==== Material shown ====

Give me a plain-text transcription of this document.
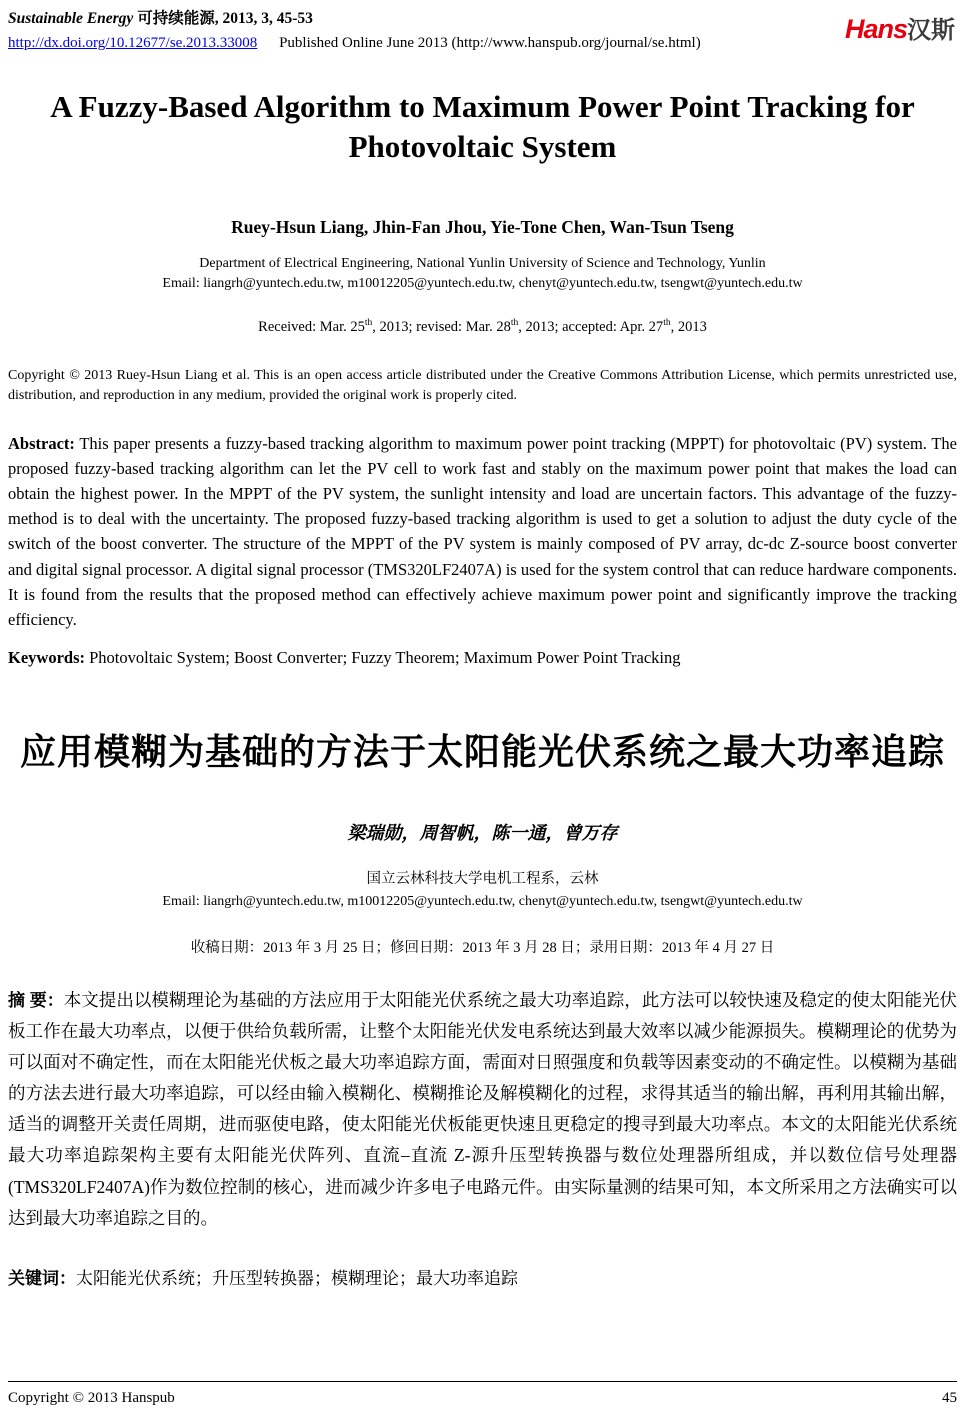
Sustainable Energy 可持续能源, 2013, 3, 45-53
http://dx.doi.org/10.12677/se.2013.33008 Published Online June 2013 (http://www.hanspub.org/journal/se.html)	Hans汉斯
A Fuzzy-Based Algorithm to Maximum Power Point Tracking for Photovoltaic System
Ruey-Hsun Liang, Jhin-Fan Jhou, Yie-Tone Chen, Wan-Tsun Tseng
Department of Electrical Engineering, National Yunlin University of Science and Technology, Yunlin
Email: liangrh@yuntech.edu.tw, m10012205@yuntech.edu.tw, chenyt@yuntech.edu.tw, tsengwt@yuntech.edu.tw
Received: Mar. 25th, 2013; revised: Mar. 28th, 2013; accepted: Apr. 27th, 2013

Copyright © 2013 Ruey-Hsun Liang et al. This is an open access article distributed under the Creative Commons Attribution License, which permits unrestricted use, distribution, and reproduction in any medium, provided the original work is properly cited.

Abstract: This paper presents a fuzzy-based tracking algorithm to maximum power point tracking (MPPT) for photovoltaic (PV) system. The proposed fuzzy-based tracking algorithm can let the PV cell to work fast and stably on the maximum power point that makes the load can obtain the highest power. In the MPPT of the PV system, the sunlight intensity and load are uncertain factors. This advantage of the fuzzy-method is to deal with the uncertainty. The proposed fuzzy-based tracking algorithm is used to get a solution to adjust the duty cycle of the switch of the boost converter. The structure of the MPPT of the PV system is mainly composed of PV array, dc-dc Z-source boost converter and digital signal processor. A digital signal processor (TMS320LF2407A) is used for the system control that can reduce hardware components. It is found from the results that the proposed method can effectively achieve maximum power point and significantly improve the tracking efficiency.

Keywords: Photovoltaic System; Boost Converter; Fuzzy Theorem; Maximum Power Point Tracking

应用模糊为基础的方法于太阳能光伏系统之最大功率追踪
梁瑞勋，周智帆，陈一通，曾万存
国立云林科技大学电机工程系，云林
Email: liangrh@yuntech.edu.tw, m10012205@yuntech.edu.tw, chenyt@yuntech.edu.tw, tsengwt@yuntech.edu.tw
收稿日期：2013 年 3 月 25 日；修回日期：2013 年 3 月 28 日；录用日期：2013 年 4 月 27 日

摘 要：本文提出以模糊理论为基础的方法应用于太阳能光伏系统之最大功率追踪，此方法可以较快速及稳定的使太阳能光伏板工作在最大功率点，以便于供给负载所需，让整个太阳能光伏发电系统达到最大效率以减少能源损失。模糊理论的优势为可以面对不确定性，而在太阳能光伏板之最大功率追踪方面，需面对日照强度和负载等因素变动的不确定性。以模糊为基础的方法去进行最大功率追踪，可以经由输入模糊化、模糊推论及解模糊化的过程，求得其适当的输出解，再利用其输出解，适当的调整开关责任周期，进而驱使电路，使太阳能光伏板能更快速且更稳定的搜寻到最大功率点。本文的太阳能光伏系统最大功率追踪架构主要有太阳能光伏阵列、直流–直流 Z-源升压型转换器与数位处理器所组成，并以数位信号处理器(TMS320LF2407A)作为数位控制的核心，进而减少许多电子电路元件。由实际量测的结果可知，本文所采用之方法确实可以达到最大功率追踪之目的。

关键词：太阳能光伏系统；升压型转换器；模糊理论；最大功率追踪

Copyright © 2013 Hanspub	45
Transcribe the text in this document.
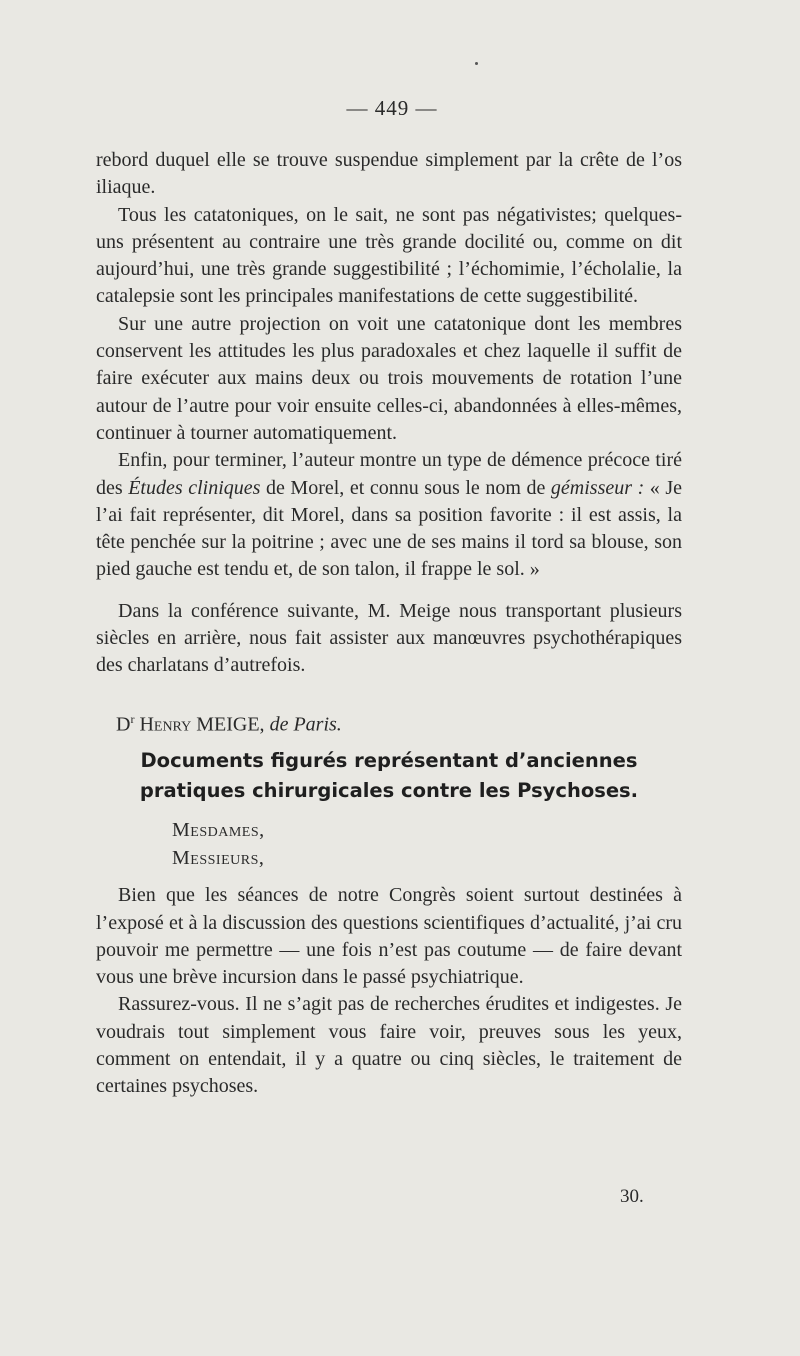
— 449 —

rebord duquel elle se trouve suspendue simplement par la crête de l’os iliaque.

Tous les catatoniques, on le sait, ne sont pas négativistes; quelques-uns présentent au contraire une très grande docilité ou, comme on dit aujourd’hui, une très grande suggestibilité ; l’échomimie, l’écholalie, la catalepsie sont les principales manifestations de cette suggestibilité.

Sur une autre projection on voit une catatonique dont les membres conservent les attitudes les plus paradoxales et chez laquelle il suffit de faire exécuter aux mains deux ou trois mouvements de rotation l’une autour de l’autre pour voir ensuite celles-ci, abandonnées à elles-mêmes, continuer à tourner automatiquement.

Enfin, pour terminer, l’auteur montre un type de démence précoce tiré des Études cliniques de Morel, et connu sous le nom de gémisseur : « Je l’ai fait représenter, dit Morel, dans sa position favorite : il est assis, la tête penchée sur la poitrine ; avec une de ses mains il tord sa blouse, son pied gauche est tendu et, de son talon, il frappe le sol. »

Dans la conférence suivante, M. Meige nous transportant plusieurs siècles en arrière, nous fait assister aux manœuvres psychothérapiques des charlatans d’autrefois.

$D^r$ Henry MEIGE, de Paris.
Documents figurés représentant d’anciennes pratiques chirurgicales contre les Psychoses.
Mesdames,
Messieurs,

Bien que les séances de notre Congrès soient surtout destinées à l’exposé et à la discussion des questions scientifiques d’actualité, j’ai cru pouvoir me permettre — une fois n’est pas coutume — de faire devant vous une brève incursion dans le passé psychiatrique.

Rassurez-vous. Il ne s’agit pas de recherches érudites et indigestes. Je voudrais tout simplement vous faire voir, preuves sous les yeux, comment on entendait, il y a quatre ou cinq siècles, le traitement de certaines psychoses.

30.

====

Each record above must be returned exactly as written, with its pictures omitted.

* **Answer to the problem**
Give me a plain-text transcription of this document.
Sustainable Energy 可持续能源, 2013, 3, 45-53
http://dx.doi.org/10.12677/se.2013.33008 Published Online June 2013 (http://www.hanspub.org/journal/se.html)	Hans汉斯
A Fuzzy-Based Algorithm to Maximum Power Point Tracking for Photovoltaic System
Ruey-Hsun Liang, Jhin-Fan Jhou, Yie-Tone Chen, Wan-Tsun Tseng
Department of Electrical Engineering, National Yunlin University of Science and Technology, Yunlin
Email: liangrh@yuntech.edu.tw, m10012205@yuntech.edu.tw, chenyt@yuntech.edu.tw, tsengwt@yuntech.edu.tw
Received: Mar. 25th, 2013; revised: Mar. 28th, 2013; accepted: Apr. 27th, 2013

Copyright © 2013 Ruey-Hsun Liang et al. This is an open access article distributed under the Creative Commons Attribution License, which permits unrestricted use, distribution, and reproduction in any medium, provided the original work is properly cited.

Abstract: This paper presents a fuzzy-based tracking algorithm to maximum power point tracking (MPPT) for photovoltaic (PV) system. The proposed fuzzy-based tracking algorithm can let the PV cell to work fast and stably on the maximum power point that makes the load can obtain the highest power. In the MPPT of the PV system, the sunlight intensity and load are uncertain factors. This advantage of the fuzzy-method is to deal with the uncertainty. The proposed fuzzy-based tracking algorithm is used to get a solution to adjust the duty cycle of the switch of the boost converter. The structure of the MPPT of the PV system is mainly composed of PV array, dc-dc Z-source boost converter and digital signal processor. A digital signal processor (TMS320LF2407A) is used for the system control that can reduce hardware components. It is found from the results that the proposed method can effectively achieve maximum power point and significantly improve the tracking efficiency.

Keywords: Photovoltaic System; Boost Converter; Fuzzy Theorem; Maximum Power Point Tracking

应用模糊为基础的方法于太阳能光伏系统之最大功率追踪
梁瑞勋，周智帆，陈一通，曾万存
国立云林科技大学电机工程系，云林
Email: liangrh@yuntech.edu.tw, m10012205@yuntech.edu.tw, chenyt@yuntech.edu.tw, tsengwt@yuntech.edu.tw
收稿日期：2013 年 3 月 25 日；修回日期：2013 年 3 月 28 日；录用日期：2013 年 4 月 27 日

摘 要：本文提出以模糊理论为基础的方法应用于太阳能光伏系统之最大功率追踪，此方法可以较快速及稳定的使太阳能光伏板工作在最大功率点，以便于供给负载所需，让整个太阳能光伏发电系统达到最大效率以减少能源损失。模糊理论的优势为可以面对不确定性，而在太阳能光伏板之最大功率追踪方面，需面对日照强度和负载等因素变动的不确定性。以模糊为基础的方法去进行最大功率追踪，可以经由输入模糊化、模糊推论及解模糊化的过程，求得其适当的输出解，再利用其输出解，适当的调整开关责任周期，进而驱使电路，使太阳能光伏板能更快速且更稳定的搜寻到最大功率点。本文的太阳能光伏系统最大功率追踪架构主要有太阳能光伏阵列、直流–直流 Z-源升压型转换器与数位处理器所组成，并以数位信号处理器(TMS320LF2407A)作为数位控制的核心，进而减少许多电子电路元件。由实际量测的结果可知，本文所采用之方法确实可以达到最大功率追踪之目的。

关键词：太阳能光伏系统；升压型转换器；模糊理论；最大功率追踪

Copyright © 2013 Hanspub	45
Transcribe the text in this document.
— 449 —

rebord duquel elle se trouve suspendue simplement par la crête de l’os iliaque.

Tous les catatoniques, on le sait, ne sont pas négativistes; quelques-uns présentent au contraire une très grande docilité ou, comme on dit aujourd’hui, une très grande suggestibilité ; l’échomimie, l’écholalie, la catalepsie sont les principales manifestations de cette suggestibilité.

Sur une autre projection on voit une catatonique dont les membres conservent les attitudes les plus paradoxales et chez laquelle il suffit de faire exécuter aux mains deux ou trois mouvements de rotation l’une autour de l’autre pour voir ensuite celles-ci, abandonnées à elles-mêmes, continuer à tourner automatiquement.

Enfin, pour terminer, l’auteur montre un type de démence précoce tiré des Études cliniques de Morel, et connu sous le nom de gémisseur : « Je l’ai fait représenter, dit Morel, dans sa position favorite : il est assis, la tête penchée sur la poitrine ; avec une de ses mains il tord sa blouse, son pied gauche est tendu et, de son talon, il frappe le sol. »

Dans la conférence suivante, M. Meige nous transportant plusieurs siècles en arrière, nous fait assister aux manœuvres psychothérapiques des charlatans d’autrefois.

$D^r$ Henry MEIGE, de Paris.
Documents figurés représentant d’anciennes pratiques chirurgicales contre les Psychoses.
Mesdames,
Messieurs,

Bien que les séances de notre Congrès soient surtout destinées à l’exposé et à la discussion des questions scientifiques d’actualité, j’ai cru pouvoir me permettre — une fois n’est pas coutume — de faire devant vous une brève incursion dans le passé psychiatrique.

Rassurez-vous. Il ne s’agit pas de recherches érudites et indigestes. Je voudrais tout simplement vous faire voir, preuves sous les yeux, comment on entendait, il y a quatre ou cinq siècles, le traitement de certaines psychoses.

30.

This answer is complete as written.